**SHORT EXERCISE**
Extract every line from the records below that contains the word "川职卫乙级第".

◆ ◆ ◆ ◆ ◆

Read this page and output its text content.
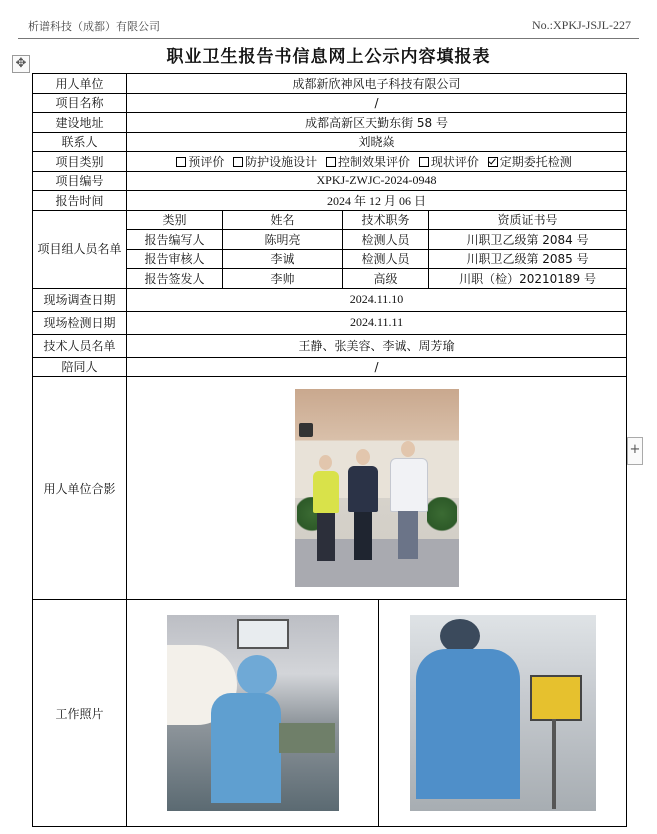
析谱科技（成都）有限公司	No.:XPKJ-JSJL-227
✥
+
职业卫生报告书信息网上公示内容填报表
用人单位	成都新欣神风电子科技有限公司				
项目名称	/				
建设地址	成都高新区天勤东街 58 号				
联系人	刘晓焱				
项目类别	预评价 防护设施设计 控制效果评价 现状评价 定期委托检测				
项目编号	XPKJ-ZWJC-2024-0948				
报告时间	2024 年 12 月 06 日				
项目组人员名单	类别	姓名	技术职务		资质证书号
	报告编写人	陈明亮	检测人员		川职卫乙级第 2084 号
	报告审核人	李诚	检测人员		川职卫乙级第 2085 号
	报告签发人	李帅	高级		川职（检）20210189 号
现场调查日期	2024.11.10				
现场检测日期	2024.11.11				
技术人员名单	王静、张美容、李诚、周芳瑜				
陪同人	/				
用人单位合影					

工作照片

◆ ◆ ◆ ◆ ◆

**TASK ANSWER**
	报告编写人	陈明亮	检测人员		川职卫乙级第 2084 号
	报告审核人	李诚	检测人员		川职卫乙级第 2085 号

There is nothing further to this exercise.